Source records:
>> Begin

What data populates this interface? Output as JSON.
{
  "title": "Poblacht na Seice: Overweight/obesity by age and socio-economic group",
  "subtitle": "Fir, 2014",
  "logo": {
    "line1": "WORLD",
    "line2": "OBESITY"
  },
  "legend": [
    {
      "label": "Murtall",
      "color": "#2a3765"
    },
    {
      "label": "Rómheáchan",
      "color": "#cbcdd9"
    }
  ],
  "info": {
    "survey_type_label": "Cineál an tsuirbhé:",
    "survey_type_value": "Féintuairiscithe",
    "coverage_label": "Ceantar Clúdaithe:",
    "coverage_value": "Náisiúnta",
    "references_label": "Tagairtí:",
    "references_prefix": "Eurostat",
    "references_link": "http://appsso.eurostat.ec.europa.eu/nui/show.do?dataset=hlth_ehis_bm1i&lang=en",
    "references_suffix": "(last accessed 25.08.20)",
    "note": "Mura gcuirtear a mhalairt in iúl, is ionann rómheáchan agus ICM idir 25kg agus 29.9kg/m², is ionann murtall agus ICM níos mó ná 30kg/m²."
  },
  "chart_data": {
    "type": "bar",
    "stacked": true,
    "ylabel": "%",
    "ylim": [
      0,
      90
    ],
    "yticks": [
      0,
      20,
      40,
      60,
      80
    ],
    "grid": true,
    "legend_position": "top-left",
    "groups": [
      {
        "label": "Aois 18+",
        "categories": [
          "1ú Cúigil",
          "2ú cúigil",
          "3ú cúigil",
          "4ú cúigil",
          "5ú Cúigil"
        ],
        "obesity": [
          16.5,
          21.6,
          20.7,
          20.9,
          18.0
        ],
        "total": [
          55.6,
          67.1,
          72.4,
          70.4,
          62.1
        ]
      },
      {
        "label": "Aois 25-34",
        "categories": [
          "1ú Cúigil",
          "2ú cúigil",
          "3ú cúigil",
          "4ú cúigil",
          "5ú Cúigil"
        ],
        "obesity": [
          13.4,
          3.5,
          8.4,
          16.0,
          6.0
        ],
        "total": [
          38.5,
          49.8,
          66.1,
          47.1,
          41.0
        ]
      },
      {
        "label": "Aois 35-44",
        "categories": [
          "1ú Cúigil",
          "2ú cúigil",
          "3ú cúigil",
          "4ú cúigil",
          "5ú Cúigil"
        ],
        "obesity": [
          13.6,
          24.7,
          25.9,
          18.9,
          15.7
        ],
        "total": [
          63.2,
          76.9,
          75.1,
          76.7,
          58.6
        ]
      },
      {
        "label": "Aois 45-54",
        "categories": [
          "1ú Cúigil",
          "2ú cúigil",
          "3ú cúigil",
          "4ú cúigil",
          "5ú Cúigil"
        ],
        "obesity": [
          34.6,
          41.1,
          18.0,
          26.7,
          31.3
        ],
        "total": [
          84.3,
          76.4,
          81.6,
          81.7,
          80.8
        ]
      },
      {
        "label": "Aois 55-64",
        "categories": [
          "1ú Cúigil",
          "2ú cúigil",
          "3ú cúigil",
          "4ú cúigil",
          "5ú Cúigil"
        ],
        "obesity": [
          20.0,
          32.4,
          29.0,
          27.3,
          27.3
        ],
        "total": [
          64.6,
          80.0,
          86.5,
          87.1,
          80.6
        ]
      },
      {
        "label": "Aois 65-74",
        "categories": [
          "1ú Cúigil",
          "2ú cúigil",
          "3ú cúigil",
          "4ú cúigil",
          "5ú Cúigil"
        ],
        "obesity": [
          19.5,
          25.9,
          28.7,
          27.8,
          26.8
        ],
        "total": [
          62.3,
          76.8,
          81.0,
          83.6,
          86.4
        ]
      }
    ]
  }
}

>> End

Using the records given above, list every line that includes the word "Aois".

Exercise response:
        "label": "Aois 18+",
        "label": "Aois 25-34",
        "label": "Aois 35-44",
        "label": "Aois 45-54",
        "label": "Aois 55-64",
        "label": "Aois 65-74",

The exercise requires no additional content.